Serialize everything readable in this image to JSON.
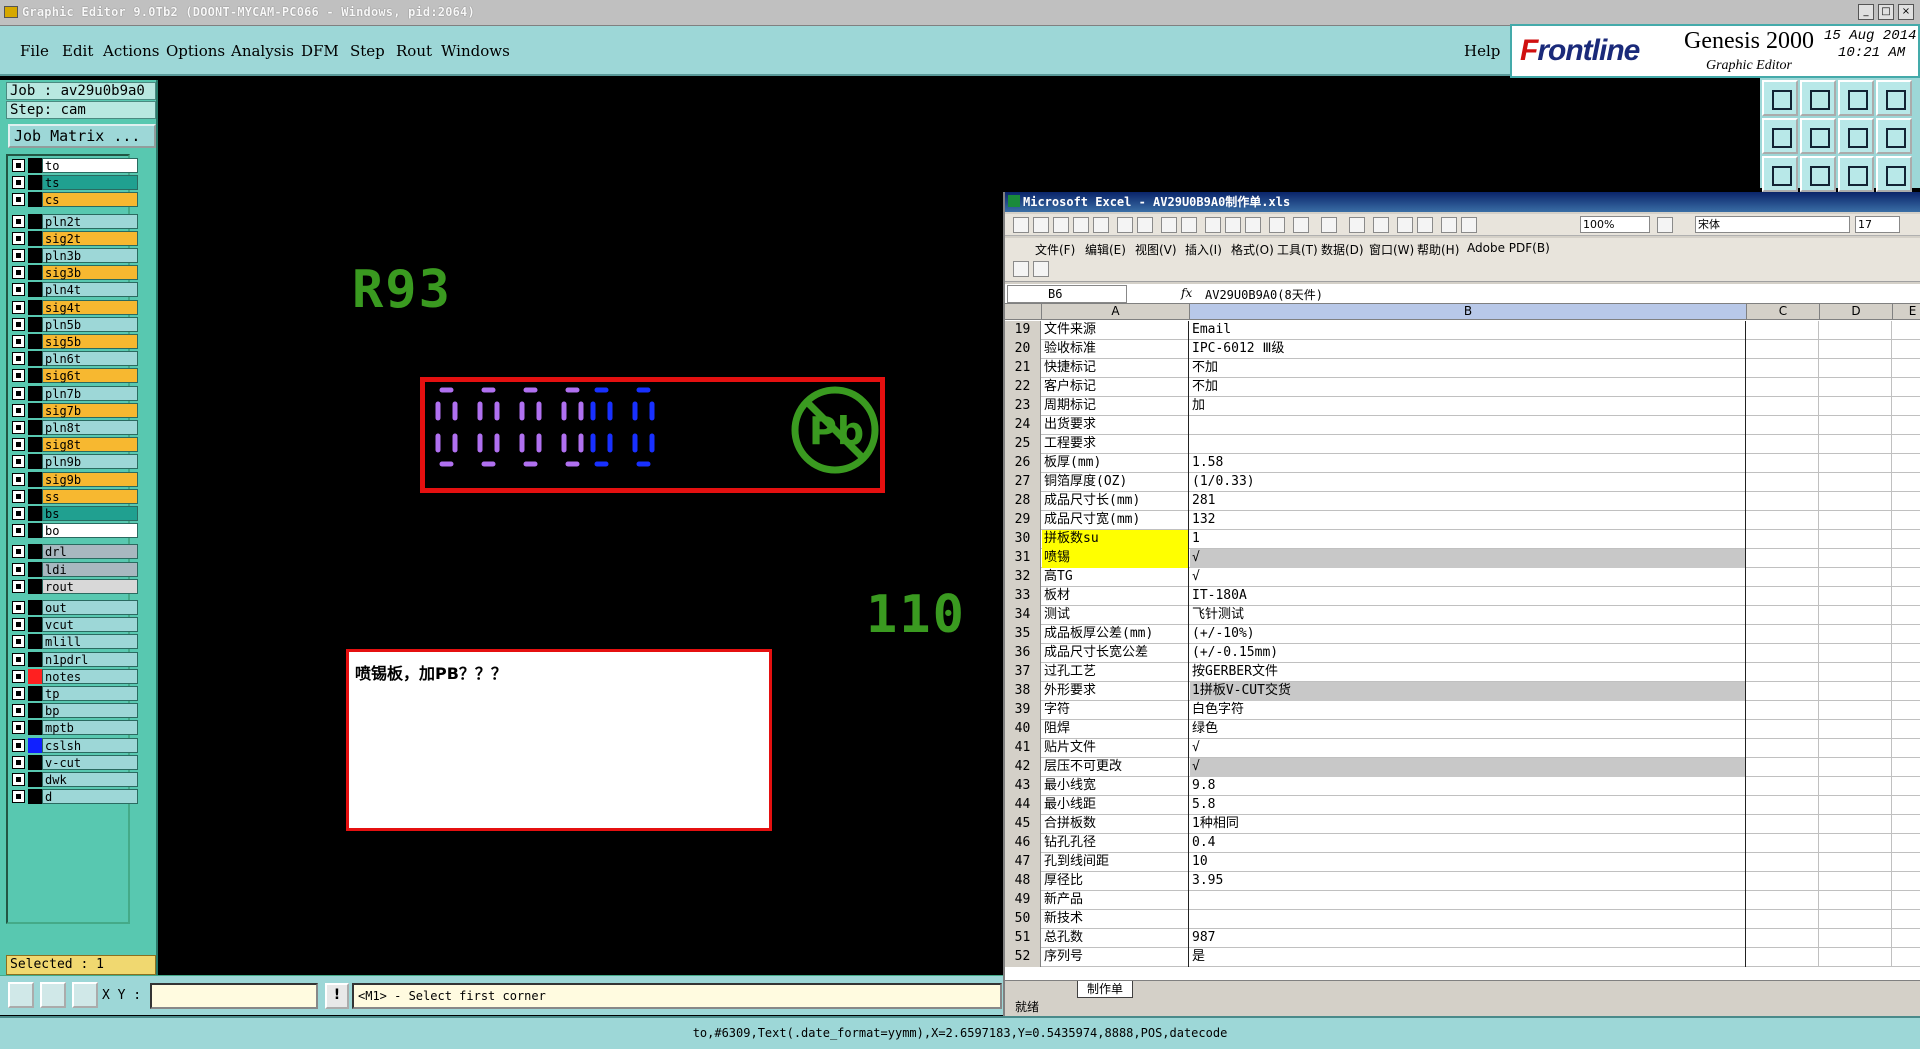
{
  "window_title": "Graphic Editor 9.0Tb2 (DOONT-MYCAM-PC066 - Windows, pid:2064)",
  "menus": [
    "File",
    "Edit",
    "Actions",
    "Options",
    "Analysis",
    "DFM",
    "Step",
    "Rout",
    "Windows"
  ],
  "help": "Help",
  "brand": {
    "logo_a": "F",
    "logo_b": "rontline",
    "product": "Genesis 2000",
    "subtitle": "Graphic Editor",
    "date": "15 Aug 2014",
    "time": "10:21 AM"
  },
  "job": {
    "job": "Job : av29u0b9a0",
    "step": "Step: cam",
    "matrix_btn": "Job Matrix ..."
  },
  "layers": [
    {
      "name": "to",
      "color": "#ffffff",
      "sw": "#000000"
    },
    {
      "name": "ts",
      "color": "#20a090",
      "sw": "#000000"
    },
    {
      "name": "cs",
      "color": "#f7b830",
      "sw": "#000000"
    },
    {
      "name": "pln2t",
      "color": "#9dd7d7",
      "sw": "#000000"
    },
    {
      "name": "sig2t",
      "color": "#f7b830",
      "sw": "#000000"
    },
    {
      "name": "pln3b",
      "color": "#9dd7d7",
      "sw": "#000000"
    },
    {
      "name": "sig3b",
      "color": "#f7b830",
      "sw": "#000000"
    },
    {
      "name": "pln4t",
      "color": "#9dd7d7",
      "sw": "#000000"
    },
    {
      "name": "sig4t",
      "color": "#f7b830",
      "sw": "#000000"
    },
    {
      "name": "pln5b",
      "color": "#9dd7d7",
      "sw": "#000000"
    },
    {
      "name": "sig5b",
      "color": "#f7b830",
      "sw": "#000000"
    },
    {
      "name": "pln6t",
      "color": "#9dd7d7",
      "sw": "#000000"
    },
    {
      "name": "sig6t",
      "color": "#f7b830",
      "sw": "#000000"
    },
    {
      "name": "pln7b",
      "color": "#9dd7d7",
      "sw": "#000000"
    },
    {
      "name": "sig7b",
      "color": "#f7b830",
      "sw": "#000000"
    },
    {
      "name": "pln8t",
      "color": "#9dd7d7",
      "sw": "#000000"
    },
    {
      "name": "sig8t",
      "color": "#f7b830",
      "sw": "#000000"
    },
    {
      "name": "pln9b",
      "color": "#9dd7d7",
      "sw": "#000000"
    },
    {
      "name": "sig9b",
      "color": "#f7b830",
      "sw": "#000000"
    },
    {
      "name": "ss",
      "color": "#f7b830",
      "sw": "#000000"
    },
    {
      "name": "bs",
      "color": "#20a090",
      "sw": "#000000"
    },
    {
      "name": "bo",
      "color": "#ffffff",
      "sw": "#000000"
    },
    {
      "name": "drl",
      "color": "#a8b8c0",
      "sw": "#000000"
    },
    {
      "name": "ldi",
      "color": "#a8b8c0",
      "sw": "#000000"
    },
    {
      "name": "rout",
      "color": "#d8d8d8",
      "sw": "#000000"
    },
    {
      "name": "out",
      "color": "#9dd7d7",
      "sw": "#000000"
    },
    {
      "name": "vcut",
      "color": "#9dd7d7",
      "sw": "#000000"
    },
    {
      "name": "mlill",
      "color": "#9dd7d7",
      "sw": "#000000"
    },
    {
      "name": "n1pdrl",
      "color": "#9dd7d7",
      "sw": "#000000"
    },
    {
      "name": "notes",
      "color": "#9dd7d7",
      "sw": "#ff2020"
    },
    {
      "name": "tp",
      "color": "#9dd7d7",
      "sw": "#000000"
    },
    {
      "name": "bp",
      "color": "#9dd7d7",
      "sw": "#000000"
    },
    {
      "name": "mptb",
      "color": "#9dd7d7",
      "sw": "#000000"
    },
    {
      "name": "cslsh",
      "color": "#9dd7d7",
      "sw": "#1020ff"
    },
    {
      "name": "v-cut",
      "color": "#9dd7d7",
      "sw": "#000000"
    },
    {
      "name": "dwk",
      "color": "#9dd7d7",
      "sw": "#000000"
    },
    {
      "name": "d",
      "color": "#9dd7d7",
      "sw": "#000000"
    }
  ],
  "selected": "Selected : 1",
  "canvas": {
    "r93": "R93",
    "n110": "110",
    "note": "喷锡板，加PB？？？"
  },
  "bottom": {
    "xy_label": "X Y :",
    "xy_value": "",
    "exclaim": "!",
    "prompt": "<M1> - Select first corner"
  },
  "status": "to,#6309,Text(.date_format=yymm),X=2.6597183,Y=0.5435974,8888,POS,datecode",
  "excel": {
    "title": "Microsoft Excel - AV29U0B9A0制作单.xls",
    "zoom": "100%",
    "font": "宋体",
    "size": "17",
    "menus": [
      "文件(F)",
      "编辑(E)",
      "视图(V)",
      "插入(I)",
      "格式(O)",
      "工具(T)",
      "数据(D)",
      "窗口(W)",
      "帮助(H)",
      "Adobe PDF(B)"
    ],
    "cellref": "B6",
    "formula": "AV29U0B9A0(8天件)",
    "cols": [
      "A",
      "B",
      "C",
      "D",
      "E"
    ],
    "rows": [
      {
        "n": "19",
        "a": "文件来源",
        "b": "Email"
      },
      {
        "n": "20",
        "a": "验收标准",
        "b": "IPC-6012 Ⅲ级"
      },
      {
        "n": "21",
        "a": "快捷标记",
        "b": "不加"
      },
      {
        "n": "22",
        "a": "客户标记",
        "b": "不加"
      },
      {
        "n": "23",
        "a": "周期标记",
        "b": "加"
      },
      {
        "n": "24",
        "a": "出货要求",
        "b": ""
      },
      {
        "n": "25",
        "a": "工程要求",
        "b": ""
      },
      {
        "n": "26",
        "a": "板厚(mm)",
        "b": "1.58"
      },
      {
        "n": "27",
        "a": "铜箔厚度(OZ)",
        "b": "(1/0.33)"
      },
      {
        "n": "28",
        "a": "成品尺寸长(mm)",
        "b": "281"
      },
      {
        "n": "29",
        "a": "成品尺寸宽(mm)",
        "b": "132"
      },
      {
        "n": "30",
        "a": "拼板数su",
        "b": "1"
      },
      {
        "n": "31",
        "a": "喷锡",
        "b": "√"
      },
      {
        "n": "32",
        "a": "高TG",
        "b": "√"
      },
      {
        "n": "33",
        "a": "板材",
        "b": "IT-180A"
      },
      {
        "n": "34",
        "a": "测试",
        "b": "飞针测试"
      },
      {
        "n": "35",
        "a": "成品板厚公差(mm)",
        "b": "(+/-10%)"
      },
      {
        "n": "36",
        "a": "成品尺寸长宽公差",
        "b": "(+/-0.15mm)"
      },
      {
        "n": "37",
        "a": "过孔工艺",
        "b": "按GERBER文件"
      },
      {
        "n": "38",
        "a": "外形要求",
        "b": "1拼板V-CUT交货"
      },
      {
        "n": "39",
        "a": "字符",
        "b": "白色字符"
      },
      {
        "n": "40",
        "a": "阻焊",
        "b": "绿色"
      },
      {
        "n": "41",
        "a": "贴片文件",
        "b": "√"
      },
      {
        "n": "42",
        "a": "层压不可更改",
        "b": "√"
      },
      {
        "n": "43",
        "a": "最小线宽",
        "b": "9.8"
      },
      {
        "n": "44",
        "a": "最小线距",
        "b": "5.8"
      },
      {
        "n": "45",
        "a": "合拼板数",
        "b": "1种相同"
      },
      {
        "n": "46",
        "a": "钻孔孔径",
        "b": "0.4"
      },
      {
        "n": "47",
        "a": "孔到线间距",
        "b": "10"
      },
      {
        "n": "48",
        "a": "厚径比",
        "b": "3.95"
      },
      {
        "n": "49",
        "a": "新产品",
        "b": ""
      },
      {
        "n": "50",
        "a": "新技术",
        "b": ""
      },
      {
        "n": "51",
        "a": "总孔数",
        "b": "987"
      },
      {
        "n": "52",
        "a": "序列号",
        "b": "是"
      }
    ],
    "sheet": "制作单",
    "status": "就绪"
  }
}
* * * * * * *
Please filter the entries above down to the lines holding "Graphic" and copy them.

  "window_title": "Graphic Editor 9.0Tb2 (DOONT-MYCAM-PC066 - Windows, pid:2064)",
    "subtitle": "Graphic Editor",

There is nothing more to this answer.